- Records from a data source
::::::

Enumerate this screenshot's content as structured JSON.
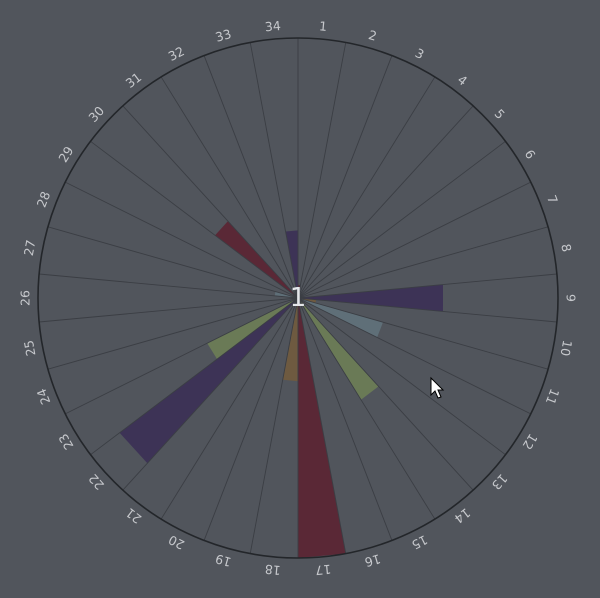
{
  "chart_data": {
    "type": "polar-bar",
    "title": "",
    "center_label": "1",
    "sector_count": 34,
    "sectors": [
      "1",
      "2",
      "3",
      "4",
      "5",
      "6",
      "7",
      "8",
      "9",
      "10",
      "11",
      "12",
      "13",
      "14",
      "15",
      "16",
      "17",
      "18",
      "19",
      "20",
      "21",
      "22",
      "23",
      "24",
      "25",
      "26",
      "27",
      "28",
      "29",
      "30",
      "31",
      "32",
      "33",
      "34"
    ],
    "radial_range": [
      0,
      10
    ],
    "grid": true,
    "bars": [
      {
        "sector": "34",
        "value": 2.6,
        "color": "#3d3356"
      },
      {
        "sector": "1",
        "value": 0.5,
        "color": "#5a2836"
      },
      {
        "sector": "9",
        "value": 5.6,
        "color": "#3d3356"
      },
      {
        "sector": "10",
        "value": 0.7,
        "color": "#6e5a40"
      },
      {
        "sector": "11",
        "value": 3.4,
        "color": "#5f6f78"
      },
      {
        "sector": "14",
        "value": 4.6,
        "color": "#6a7a56"
      },
      {
        "sector": "17",
        "value": 10.0,
        "color": "#5a2836"
      },
      {
        "sector": "18",
        "value": 3.2,
        "color": "#6e5a40"
      },
      {
        "sector": "22",
        "value": 8.6,
        "color": "#3d3356"
      },
      {
        "sector": "23",
        "value": 3.9,
        "color": "#6a7a56"
      },
      {
        "sector": "27",
        "value": 0.9,
        "color": "#5f6f78"
      },
      {
        "sector": "30",
        "value": 4.0,
        "color": "#5a2836"
      }
    ]
  },
  "colors": {
    "background": "#51555c",
    "rim": "#23262a",
    "spokes": "#3b3e44",
    "labels": "#c6c8cc"
  }
}
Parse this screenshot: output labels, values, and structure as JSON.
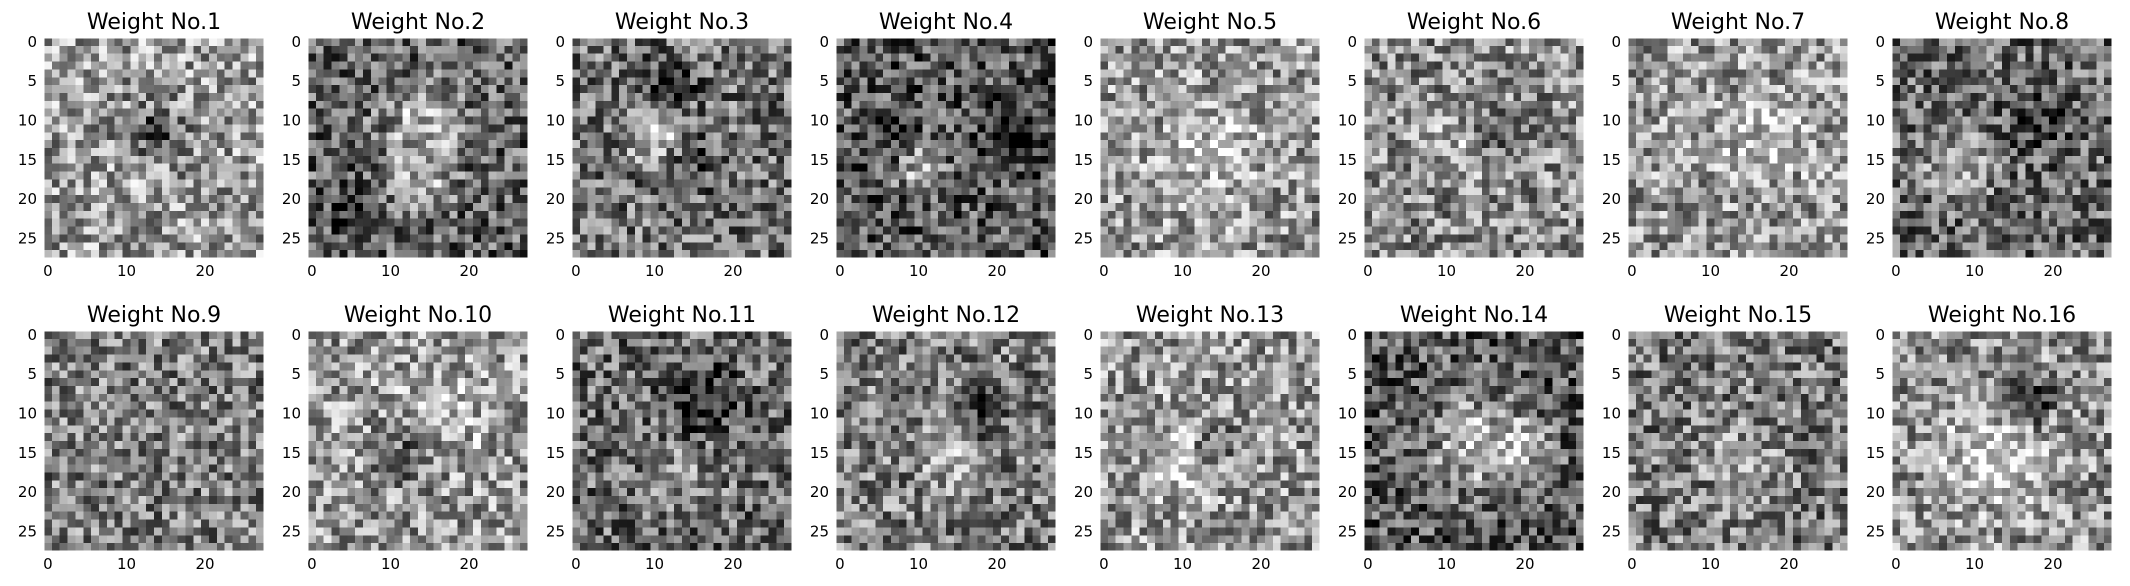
{
  "chart_data": {
    "type": "heatmap",
    "colormap": "gray",
    "grid": false,
    "layout": {
      "rows": 2,
      "cols": 8
    },
    "image_size": [
      28,
      28
    ],
    "xlim": [
      -0.5,
      27.5
    ],
    "ylim": [
      27.5,
      -0.5
    ],
    "x_ticks": [
      0,
      10,
      20
    ],
    "y_ticks": [
      0,
      5,
      10,
      15,
      20,
      25
    ],
    "x_tick_labels": [
      "0",
      "10",
      "20"
    ],
    "y_tick_labels": [
      "0",
      "5",
      "10",
      "15",
      "20",
      "25"
    ],
    "panels": [
      {
        "title": "Weight No.1"
      },
      {
        "title": "Weight No.2"
      },
      {
        "title": "Weight No.3"
      },
      {
        "title": "Weight No.4"
      },
      {
        "title": "Weight No.5"
      },
      {
        "title": "Weight No.6"
      },
      {
        "title": "Weight No.7"
      },
      {
        "title": "Weight No.8"
      },
      {
        "title": "Weight No.9"
      },
      {
        "title": "Weight No.10"
      },
      {
        "title": "Weight No.11"
      },
      {
        "title": "Weight No.12"
      },
      {
        "title": "Weight No.13"
      },
      {
        "title": "Weight No.14"
      },
      {
        "title": "Weight No.15"
      },
      {
        "title": "Weight No.16"
      }
    ]
  }
}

::::::

- Task details
Copy every entry word for word, but omit the pictures.

- Written response
Enumerate this screenshot's content as structured JSON.
{
  "chart_data": {
    "type": "polar-bar",
    "title": "",
    "center_label": "1",
    "sector_count": 34,
    "sectors": [
      "1",
      "2",
      "3",
      "4",
      "5",
      "6",
      "7",
      "8",
      "9",
      "10",
      "11",
      "12",
      "13",
      "14",
      "15",
      "16",
      "17",
      "18",
      "19",
      "20",
      "21",
      "22",
      "23",
      "24",
      "25",
      "26",
      "27",
      "28",
      "29",
      "30",
      "31",
      "32",
      "33",
      "34"
    ],
    "radial_range": [
      0,
      10
    ],
    "grid": true,
    "bars": [
      {
        "sector": "34",
        "value": 2.6,
        "color": "#3d3356"
      },
      {
        "sector": "1",
        "value": 0.5,
        "color": "#5a2836"
      },
      {
        "sector": "9",
        "value": 5.6,
        "color": "#3d3356"
      },
      {
        "sector": "10",
        "value": 0.7,
        "color": "#6e5a40"
      },
      {
        "sector": "11",
        "value": 3.4,
        "color": "#5f6f78"
      },
      {
        "sector": "14",
        "value": 4.6,
        "color": "#6a7a56"
      },
      {
        "sector": "17",
        "value": 10.0,
        "color": "#5a2836"
      },
      {
        "sector": "18",
        "value": 3.2,
        "color": "#6e5a40"
      },
      {
        "sector": "22",
        "value": 8.6,
        "color": "#3d3356"
      },
      {
        "sector": "23",
        "value": 3.9,
        "color": "#6a7a56"
      },
      {
        "sector": "27",
        "value": 0.9,
        "color": "#5f6f78"
      },
      {
        "sector": "30",
        "value": 4.0,
        "color": "#5a2836"
      }
    ]
  },
  "colors": {
    "background": "#51555c",
    "rim": "#23262a",
    "spokes": "#3b3e44",
    "labels": "#c6c8cc"
  }
}
Parse this screenshot: output labels, values, and structure as JSON.
{
  "chart_data": {
    "type": "heatmap",
    "colormap": "gray",
    "grid": false,
    "layout": {
      "rows": 2,
      "cols": 8
    },
    "image_size": [
      28,
      28
    ],
    "xlim": [
      -0.5,
      27.5
    ],
    "ylim": [
      27.5,
      -0.5
    ],
    "x_ticks": [
      0,
      10,
      20
    ],
    "y_ticks": [
      0,
      5,
      10,
      15,
      20,
      25
    ],
    "x_tick_labels": [
      "0",
      "10",
      "20"
    ],
    "y_tick_labels": [
      "0",
      "5",
      "10",
      "15",
      "20",
      "25"
    ],
    "panels": [
      {
        "title": "Weight No.1"
      },
      {
        "title": "Weight No.2"
      },
      {
        "title": "Weight No.3"
      },
      {
        "title": "Weight No.4"
      },
      {
        "title": "Weight No.5"
      },
      {
        "title": "Weight No.6"
      },
      {
        "title": "Weight No.7"
      },
      {
        "title": "Weight No.8"
      },
      {
        "title": "Weight No.9"
      },
      {
        "title": "Weight No.10"
      },
      {
        "title": "Weight No.11"
      },
      {
        "title": "Weight No.12"
      },
      {
        "title": "Weight No.13"
      },
      {
        "title": "Weight No.14"
      },
      {
        "title": "Weight No.15"
      },
      {
        "title": "Weight No.16"
      }
    ]
  }
}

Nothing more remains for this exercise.